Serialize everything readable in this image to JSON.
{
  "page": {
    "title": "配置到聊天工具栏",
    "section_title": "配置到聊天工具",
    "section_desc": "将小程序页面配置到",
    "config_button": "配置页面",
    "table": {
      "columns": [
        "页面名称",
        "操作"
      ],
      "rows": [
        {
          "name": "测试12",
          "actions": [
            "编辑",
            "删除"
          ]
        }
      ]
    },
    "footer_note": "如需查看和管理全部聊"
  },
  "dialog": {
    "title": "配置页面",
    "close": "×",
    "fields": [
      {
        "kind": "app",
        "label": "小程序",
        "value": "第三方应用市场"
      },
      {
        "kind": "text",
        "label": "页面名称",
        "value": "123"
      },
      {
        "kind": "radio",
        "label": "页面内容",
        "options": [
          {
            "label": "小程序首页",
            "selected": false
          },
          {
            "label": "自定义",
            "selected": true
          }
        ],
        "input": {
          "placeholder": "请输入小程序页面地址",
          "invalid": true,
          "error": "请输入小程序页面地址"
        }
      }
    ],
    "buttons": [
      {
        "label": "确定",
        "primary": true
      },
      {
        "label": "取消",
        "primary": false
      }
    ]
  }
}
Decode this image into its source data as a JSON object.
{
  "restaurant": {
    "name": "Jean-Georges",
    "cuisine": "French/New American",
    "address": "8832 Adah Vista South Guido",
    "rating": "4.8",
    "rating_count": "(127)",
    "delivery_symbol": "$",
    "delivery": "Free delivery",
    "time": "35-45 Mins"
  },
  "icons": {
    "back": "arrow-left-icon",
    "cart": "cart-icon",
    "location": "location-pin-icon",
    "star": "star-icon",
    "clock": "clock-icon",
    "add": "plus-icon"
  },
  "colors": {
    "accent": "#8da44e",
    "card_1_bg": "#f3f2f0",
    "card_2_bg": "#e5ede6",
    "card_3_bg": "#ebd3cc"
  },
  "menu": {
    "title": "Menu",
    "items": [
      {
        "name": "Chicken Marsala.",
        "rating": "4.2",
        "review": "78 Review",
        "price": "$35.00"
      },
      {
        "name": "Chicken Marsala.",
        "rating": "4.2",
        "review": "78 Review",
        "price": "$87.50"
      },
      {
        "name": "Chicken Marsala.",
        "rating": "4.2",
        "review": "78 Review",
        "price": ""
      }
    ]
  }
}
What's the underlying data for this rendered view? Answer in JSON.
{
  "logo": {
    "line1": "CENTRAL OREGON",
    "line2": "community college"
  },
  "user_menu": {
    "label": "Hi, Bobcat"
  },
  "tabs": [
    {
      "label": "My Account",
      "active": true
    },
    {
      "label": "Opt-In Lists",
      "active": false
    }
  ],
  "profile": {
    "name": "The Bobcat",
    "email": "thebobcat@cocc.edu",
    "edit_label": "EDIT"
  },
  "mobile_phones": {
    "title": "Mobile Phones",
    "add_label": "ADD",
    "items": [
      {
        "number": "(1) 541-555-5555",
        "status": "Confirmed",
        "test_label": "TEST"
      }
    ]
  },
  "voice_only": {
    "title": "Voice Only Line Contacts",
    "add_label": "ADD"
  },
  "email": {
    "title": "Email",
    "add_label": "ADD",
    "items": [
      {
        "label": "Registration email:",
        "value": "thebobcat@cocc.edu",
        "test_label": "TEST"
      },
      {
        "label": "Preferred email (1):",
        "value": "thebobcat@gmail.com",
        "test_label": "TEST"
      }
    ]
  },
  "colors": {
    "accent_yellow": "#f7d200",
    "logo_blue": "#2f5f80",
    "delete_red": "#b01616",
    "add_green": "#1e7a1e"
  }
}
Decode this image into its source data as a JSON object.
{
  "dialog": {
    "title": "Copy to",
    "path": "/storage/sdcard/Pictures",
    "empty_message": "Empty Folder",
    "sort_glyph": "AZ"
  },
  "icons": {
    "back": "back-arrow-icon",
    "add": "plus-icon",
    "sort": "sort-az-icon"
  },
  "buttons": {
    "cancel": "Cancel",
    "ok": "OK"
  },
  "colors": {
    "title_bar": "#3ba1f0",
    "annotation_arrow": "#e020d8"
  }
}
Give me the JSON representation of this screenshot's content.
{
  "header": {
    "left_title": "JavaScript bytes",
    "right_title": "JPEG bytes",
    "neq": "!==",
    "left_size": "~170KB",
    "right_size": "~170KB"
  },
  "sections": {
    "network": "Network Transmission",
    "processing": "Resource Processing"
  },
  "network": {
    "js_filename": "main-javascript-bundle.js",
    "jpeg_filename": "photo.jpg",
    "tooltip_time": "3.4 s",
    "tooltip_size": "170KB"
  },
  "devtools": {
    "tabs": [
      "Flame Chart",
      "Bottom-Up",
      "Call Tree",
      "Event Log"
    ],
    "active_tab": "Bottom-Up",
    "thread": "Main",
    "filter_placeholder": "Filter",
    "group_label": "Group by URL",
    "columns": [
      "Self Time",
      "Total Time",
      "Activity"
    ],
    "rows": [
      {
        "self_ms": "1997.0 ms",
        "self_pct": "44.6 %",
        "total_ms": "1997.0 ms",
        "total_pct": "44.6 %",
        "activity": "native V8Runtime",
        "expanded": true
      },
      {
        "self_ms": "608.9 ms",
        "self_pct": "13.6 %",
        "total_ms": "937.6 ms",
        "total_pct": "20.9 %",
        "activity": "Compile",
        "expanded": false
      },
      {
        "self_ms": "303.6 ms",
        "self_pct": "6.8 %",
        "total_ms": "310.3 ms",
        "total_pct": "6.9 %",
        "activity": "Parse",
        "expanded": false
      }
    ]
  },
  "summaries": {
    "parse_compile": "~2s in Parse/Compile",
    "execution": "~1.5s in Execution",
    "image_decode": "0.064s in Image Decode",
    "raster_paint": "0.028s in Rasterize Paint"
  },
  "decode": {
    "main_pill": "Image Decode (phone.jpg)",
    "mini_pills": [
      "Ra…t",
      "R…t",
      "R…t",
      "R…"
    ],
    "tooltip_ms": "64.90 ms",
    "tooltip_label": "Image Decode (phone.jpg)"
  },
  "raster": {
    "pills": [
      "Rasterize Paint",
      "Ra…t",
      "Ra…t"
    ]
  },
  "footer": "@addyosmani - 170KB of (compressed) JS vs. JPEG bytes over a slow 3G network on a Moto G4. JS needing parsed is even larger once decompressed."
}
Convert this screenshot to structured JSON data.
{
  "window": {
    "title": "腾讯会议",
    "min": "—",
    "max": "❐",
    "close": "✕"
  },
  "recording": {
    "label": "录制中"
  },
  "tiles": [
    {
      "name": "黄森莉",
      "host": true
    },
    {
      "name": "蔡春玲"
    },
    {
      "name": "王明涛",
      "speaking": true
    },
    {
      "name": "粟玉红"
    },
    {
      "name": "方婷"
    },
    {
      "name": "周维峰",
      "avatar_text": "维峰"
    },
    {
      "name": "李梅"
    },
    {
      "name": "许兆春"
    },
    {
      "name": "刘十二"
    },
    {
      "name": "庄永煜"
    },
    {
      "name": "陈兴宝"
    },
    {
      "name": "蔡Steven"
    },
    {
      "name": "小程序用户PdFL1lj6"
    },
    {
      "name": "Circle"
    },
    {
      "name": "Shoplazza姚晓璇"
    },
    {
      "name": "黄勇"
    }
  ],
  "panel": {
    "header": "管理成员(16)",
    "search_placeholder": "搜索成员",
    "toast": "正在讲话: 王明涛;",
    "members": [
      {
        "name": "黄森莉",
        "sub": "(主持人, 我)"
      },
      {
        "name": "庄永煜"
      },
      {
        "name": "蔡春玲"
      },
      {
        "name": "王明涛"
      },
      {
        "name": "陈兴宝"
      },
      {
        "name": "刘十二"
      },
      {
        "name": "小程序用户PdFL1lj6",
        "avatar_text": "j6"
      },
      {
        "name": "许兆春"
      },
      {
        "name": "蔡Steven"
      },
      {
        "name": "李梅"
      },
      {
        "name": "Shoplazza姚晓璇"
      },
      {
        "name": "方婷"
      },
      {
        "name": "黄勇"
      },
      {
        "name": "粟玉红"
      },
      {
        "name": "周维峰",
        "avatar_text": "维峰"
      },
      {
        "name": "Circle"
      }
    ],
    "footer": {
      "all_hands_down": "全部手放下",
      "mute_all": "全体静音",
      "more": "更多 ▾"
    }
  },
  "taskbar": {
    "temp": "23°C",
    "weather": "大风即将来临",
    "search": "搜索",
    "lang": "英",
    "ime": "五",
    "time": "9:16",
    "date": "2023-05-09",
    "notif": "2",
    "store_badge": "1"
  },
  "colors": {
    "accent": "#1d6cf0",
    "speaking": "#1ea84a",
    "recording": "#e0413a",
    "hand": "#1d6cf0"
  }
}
----
Aim: Each line in the data that holds the string "Paint" should be found and copied.

Expected answer:
    "raster_paint": "0.028s in Rasterize Paint"
      "Rasterize Paint",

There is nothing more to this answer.